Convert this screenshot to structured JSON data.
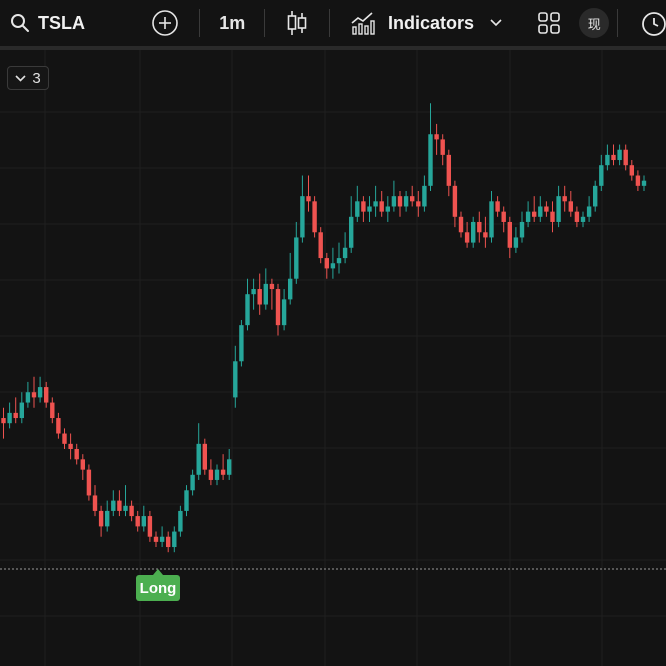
{
  "toolbar": {
    "symbol": "TSLA",
    "interval": "1m",
    "indicators_label": "Indicators",
    "lang_label": "现",
    "icons": {
      "search": "search-icon",
      "add": "plus-circle-icon",
      "chart_type": "candlestick-icon",
      "indicators": "indicators-chart-icon",
      "dropdown": "chevron-down-icon",
      "layout": "grid-layout-icon",
      "alert": "alarm-clock-icon"
    }
  },
  "overlay": {
    "collapsed_count": "3",
    "long_label": "Long"
  },
  "colors": {
    "up": "#26a69a",
    "down": "#ef5350",
    "background": "#131313",
    "grid": "#1f1f1f",
    "long_marker": "#4caf50"
  },
  "chart_data": {
    "type": "candlestick",
    "grid": true,
    "position_line": {
      "style": "dotted",
      "price": 0.06
    },
    "note": "Prices normalized 0-1; axis labels not shown in screenshot",
    "candles": [
      [
        0.31,
        0.3,
        0.33,
        0.27
      ],
      [
        0.3,
        0.32,
        0.34,
        0.29
      ],
      [
        0.32,
        0.31,
        0.35,
        0.3
      ],
      [
        0.31,
        0.34,
        0.36,
        0.3
      ],
      [
        0.34,
        0.36,
        0.38,
        0.33
      ],
      [
        0.36,
        0.35,
        0.39,
        0.33
      ],
      [
        0.35,
        0.37,
        0.39,
        0.34
      ],
      [
        0.37,
        0.34,
        0.38,
        0.33
      ],
      [
        0.34,
        0.31,
        0.35,
        0.3
      ],
      [
        0.31,
        0.28,
        0.32,
        0.27
      ],
      [
        0.28,
        0.26,
        0.29,
        0.25
      ],
      [
        0.26,
        0.25,
        0.28,
        0.23
      ],
      [
        0.25,
        0.23,
        0.26,
        0.22
      ],
      [
        0.23,
        0.21,
        0.24,
        0.19
      ],
      [
        0.21,
        0.16,
        0.22,
        0.15
      ],
      [
        0.16,
        0.13,
        0.18,
        0.12
      ],
      [
        0.13,
        0.1,
        0.14,
        0.08
      ],
      [
        0.1,
        0.13,
        0.15,
        0.09
      ],
      [
        0.13,
        0.15,
        0.17,
        0.12
      ],
      [
        0.15,
        0.13,
        0.17,
        0.12
      ],
      [
        0.13,
        0.14,
        0.18,
        0.12
      ],
      [
        0.14,
        0.12,
        0.15,
        0.11
      ],
      [
        0.12,
        0.1,
        0.13,
        0.09
      ],
      [
        0.1,
        0.12,
        0.14,
        0.09
      ],
      [
        0.12,
        0.08,
        0.13,
        0.07
      ],
      [
        0.08,
        0.07,
        0.09,
        0.06
      ],
      [
        0.07,
        0.08,
        0.1,
        0.06
      ],
      [
        0.08,
        0.06,
        0.09,
        0.05
      ],
      [
        0.06,
        0.09,
        0.1,
        0.05
      ],
      [
        0.09,
        0.13,
        0.14,
        0.08
      ],
      [
        0.13,
        0.17,
        0.18,
        0.12
      ],
      [
        0.17,
        0.2,
        0.21,
        0.16
      ],
      [
        0.2,
        0.26,
        0.3,
        0.19
      ],
      [
        0.26,
        0.21,
        0.27,
        0.2
      ],
      [
        0.21,
        0.19,
        0.23,
        0.18
      ],
      [
        0.19,
        0.21,
        0.22,
        0.18
      ],
      [
        0.21,
        0.2,
        0.24,
        0.19
      ],
      [
        0.2,
        0.23,
        0.25,
        0.19
      ],
      [
        0.35,
        0.42,
        0.45,
        0.33
      ],
      [
        0.42,
        0.49,
        0.5,
        0.41
      ],
      [
        0.49,
        0.55,
        0.58,
        0.48
      ],
      [
        0.55,
        0.56,
        0.58,
        0.52
      ],
      [
        0.56,
        0.53,
        0.59,
        0.51
      ],
      [
        0.53,
        0.57,
        0.6,
        0.52
      ],
      [
        0.57,
        0.56,
        0.58,
        0.52
      ],
      [
        0.56,
        0.49,
        0.57,
        0.47
      ],
      [
        0.49,
        0.54,
        0.56,
        0.48
      ],
      [
        0.54,
        0.58,
        0.63,
        0.53
      ],
      [
        0.58,
        0.66,
        0.69,
        0.57
      ],
      [
        0.66,
        0.74,
        0.78,
        0.65
      ],
      [
        0.74,
        0.73,
        0.78,
        0.71
      ],
      [
        0.73,
        0.67,
        0.74,
        0.66
      ],
      [
        0.67,
        0.62,
        0.68,
        0.61
      ],
      [
        0.62,
        0.6,
        0.63,
        0.58
      ],
      [
        0.6,
        0.61,
        0.64,
        0.58
      ],
      [
        0.61,
        0.62,
        0.65,
        0.59
      ],
      [
        0.62,
        0.64,
        0.67,
        0.61
      ],
      [
        0.64,
        0.7,
        0.74,
        0.63
      ],
      [
        0.7,
        0.73,
        0.76,
        0.69
      ],
      [
        0.73,
        0.71,
        0.74,
        0.69
      ],
      [
        0.71,
        0.72,
        0.74,
        0.69
      ],
      [
        0.72,
        0.73,
        0.76,
        0.7
      ],
      [
        0.73,
        0.71,
        0.75,
        0.7
      ],
      [
        0.71,
        0.72,
        0.74,
        0.69
      ],
      [
        0.72,
        0.74,
        0.77,
        0.71
      ],
      [
        0.74,
        0.72,
        0.75,
        0.7
      ],
      [
        0.72,
        0.74,
        0.75,
        0.71
      ],
      [
        0.74,
        0.73,
        0.76,
        0.72
      ],
      [
        0.73,
        0.72,
        0.75,
        0.7
      ],
      [
        0.72,
        0.76,
        0.78,
        0.71
      ],
      [
        0.76,
        0.86,
        0.92,
        0.75
      ],
      [
        0.86,
        0.85,
        0.88,
        0.82
      ],
      [
        0.85,
        0.82,
        0.86,
        0.8
      ],
      [
        0.82,
        0.76,
        0.83,
        0.74
      ],
      [
        0.76,
        0.7,
        0.77,
        0.68
      ],
      [
        0.7,
        0.67,
        0.71,
        0.66
      ],
      [
        0.67,
        0.65,
        0.69,
        0.64
      ],
      [
        0.65,
        0.69,
        0.7,
        0.64
      ],
      [
        0.69,
        0.67,
        0.71,
        0.65
      ],
      [
        0.67,
        0.66,
        0.7,
        0.64
      ],
      [
        0.66,
        0.73,
        0.75,
        0.65
      ],
      [
        0.73,
        0.71,
        0.74,
        0.7
      ],
      [
        0.71,
        0.69,
        0.72,
        0.67
      ],
      [
        0.69,
        0.64,
        0.7,
        0.62
      ],
      [
        0.64,
        0.66,
        0.68,
        0.63
      ],
      [
        0.66,
        0.69,
        0.71,
        0.65
      ],
      [
        0.69,
        0.71,
        0.73,
        0.68
      ],
      [
        0.71,
        0.7,
        0.74,
        0.69
      ],
      [
        0.7,
        0.72,
        0.74,
        0.69
      ],
      [
        0.72,
        0.71,
        0.73,
        0.7
      ],
      [
        0.71,
        0.69,
        0.73,
        0.67
      ],
      [
        0.69,
        0.74,
        0.76,
        0.68
      ],
      [
        0.74,
        0.73,
        0.76,
        0.71
      ],
      [
        0.73,
        0.71,
        0.75,
        0.7
      ],
      [
        0.71,
        0.69,
        0.72,
        0.68
      ],
      [
        0.69,
        0.7,
        0.71,
        0.68
      ],
      [
        0.7,
        0.72,
        0.74,
        0.69
      ],
      [
        0.72,
        0.76,
        0.77,
        0.71
      ],
      [
        0.76,
        0.8,
        0.82,
        0.75
      ],
      [
        0.8,
        0.82,
        0.84,
        0.79
      ],
      [
        0.82,
        0.81,
        0.84,
        0.8
      ],
      [
        0.81,
        0.83,
        0.84,
        0.8
      ],
      [
        0.83,
        0.8,
        0.84,
        0.79
      ],
      [
        0.8,
        0.78,
        0.81,
        0.77
      ],
      [
        0.78,
        0.76,
        0.79,
        0.75
      ],
      [
        0.76,
        0.77,
        0.78,
        0.75
      ]
    ]
  }
}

*-*-*

**Task details**
Return from the data every line that holds "candlestick".

**Completed exercise**
      "chart_type": "candlestick-icon",
    "type": "candlestick",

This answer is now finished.